▶ Given request: Show every line below where "name" can be found.

▶ Information supplied:
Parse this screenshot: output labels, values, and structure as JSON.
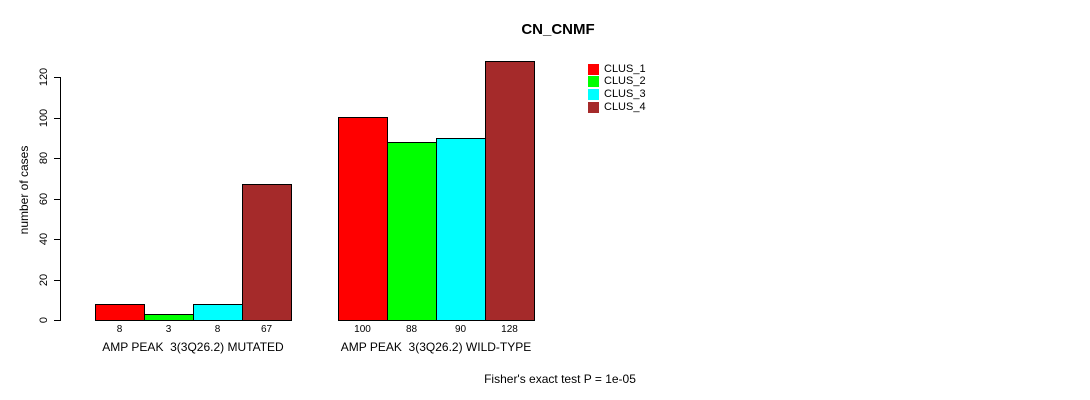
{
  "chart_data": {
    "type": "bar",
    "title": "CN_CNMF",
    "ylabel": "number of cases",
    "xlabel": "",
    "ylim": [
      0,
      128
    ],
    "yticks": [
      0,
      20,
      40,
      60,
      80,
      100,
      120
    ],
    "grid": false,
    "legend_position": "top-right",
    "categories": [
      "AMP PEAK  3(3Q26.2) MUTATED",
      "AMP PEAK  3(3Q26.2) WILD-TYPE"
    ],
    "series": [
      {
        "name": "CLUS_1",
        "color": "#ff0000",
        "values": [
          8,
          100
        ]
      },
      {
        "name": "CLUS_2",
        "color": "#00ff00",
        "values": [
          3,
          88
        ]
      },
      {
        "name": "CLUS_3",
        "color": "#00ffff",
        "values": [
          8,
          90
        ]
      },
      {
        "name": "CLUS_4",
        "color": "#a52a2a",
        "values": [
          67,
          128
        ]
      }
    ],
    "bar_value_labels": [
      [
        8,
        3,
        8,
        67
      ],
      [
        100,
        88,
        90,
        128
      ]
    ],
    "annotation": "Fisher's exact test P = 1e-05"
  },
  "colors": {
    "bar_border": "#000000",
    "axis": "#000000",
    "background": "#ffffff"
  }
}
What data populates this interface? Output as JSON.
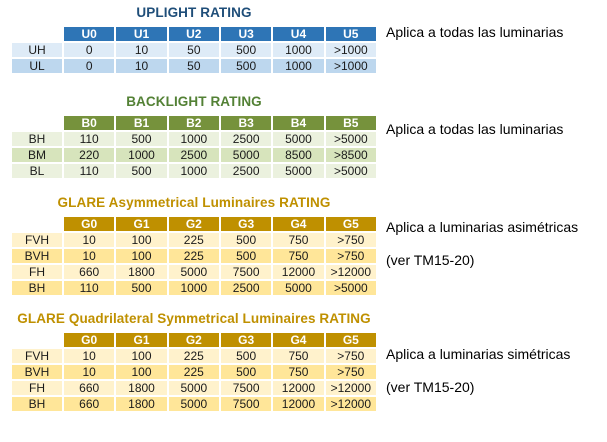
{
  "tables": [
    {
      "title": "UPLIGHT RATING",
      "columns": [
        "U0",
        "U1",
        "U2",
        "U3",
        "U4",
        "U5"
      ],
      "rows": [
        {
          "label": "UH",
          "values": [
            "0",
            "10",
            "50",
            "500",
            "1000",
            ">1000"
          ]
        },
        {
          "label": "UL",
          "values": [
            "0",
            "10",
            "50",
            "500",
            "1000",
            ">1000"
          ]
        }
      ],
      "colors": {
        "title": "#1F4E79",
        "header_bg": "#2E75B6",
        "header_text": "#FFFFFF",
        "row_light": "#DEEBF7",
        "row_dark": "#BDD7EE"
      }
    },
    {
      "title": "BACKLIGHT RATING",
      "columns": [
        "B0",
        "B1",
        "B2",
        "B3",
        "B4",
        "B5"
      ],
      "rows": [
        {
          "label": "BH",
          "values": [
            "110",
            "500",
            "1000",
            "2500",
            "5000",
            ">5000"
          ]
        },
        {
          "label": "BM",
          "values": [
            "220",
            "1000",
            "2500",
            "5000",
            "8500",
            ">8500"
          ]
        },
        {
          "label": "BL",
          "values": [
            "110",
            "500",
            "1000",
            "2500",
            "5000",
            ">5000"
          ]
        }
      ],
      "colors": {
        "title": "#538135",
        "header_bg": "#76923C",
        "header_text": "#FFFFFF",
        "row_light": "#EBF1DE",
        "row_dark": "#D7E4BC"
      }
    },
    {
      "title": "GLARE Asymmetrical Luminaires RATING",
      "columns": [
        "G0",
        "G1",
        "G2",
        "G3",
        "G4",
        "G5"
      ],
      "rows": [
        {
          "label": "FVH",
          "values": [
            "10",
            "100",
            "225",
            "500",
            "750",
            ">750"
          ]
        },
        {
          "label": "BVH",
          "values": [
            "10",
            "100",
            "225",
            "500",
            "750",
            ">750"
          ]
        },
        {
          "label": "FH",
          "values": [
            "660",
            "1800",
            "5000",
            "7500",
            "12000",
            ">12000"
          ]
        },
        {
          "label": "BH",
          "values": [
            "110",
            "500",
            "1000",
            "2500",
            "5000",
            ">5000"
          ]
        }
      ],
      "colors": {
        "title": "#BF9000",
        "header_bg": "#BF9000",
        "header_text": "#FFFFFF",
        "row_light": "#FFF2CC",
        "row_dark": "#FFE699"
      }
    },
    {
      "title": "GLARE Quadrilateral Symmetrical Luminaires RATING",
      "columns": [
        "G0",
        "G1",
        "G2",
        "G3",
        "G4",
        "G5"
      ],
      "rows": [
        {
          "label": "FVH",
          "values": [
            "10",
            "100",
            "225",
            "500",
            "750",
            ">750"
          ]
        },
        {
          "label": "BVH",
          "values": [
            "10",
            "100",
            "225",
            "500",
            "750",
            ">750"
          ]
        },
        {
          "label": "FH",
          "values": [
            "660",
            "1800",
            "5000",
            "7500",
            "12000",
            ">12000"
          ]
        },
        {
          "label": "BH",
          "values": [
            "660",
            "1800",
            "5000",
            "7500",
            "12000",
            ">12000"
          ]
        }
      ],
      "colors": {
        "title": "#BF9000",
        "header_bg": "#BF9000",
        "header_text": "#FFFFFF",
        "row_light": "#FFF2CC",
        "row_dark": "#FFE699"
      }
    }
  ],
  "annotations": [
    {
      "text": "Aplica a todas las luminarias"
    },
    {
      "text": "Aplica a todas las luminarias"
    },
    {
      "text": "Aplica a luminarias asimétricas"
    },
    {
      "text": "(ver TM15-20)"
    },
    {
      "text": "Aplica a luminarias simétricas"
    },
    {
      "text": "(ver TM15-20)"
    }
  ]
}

▶ Response to the task:
        "name": "CLUS_1",
        "name": "CLUS_2",
        "name": "CLUS_3",
        "name": "CLUS_4",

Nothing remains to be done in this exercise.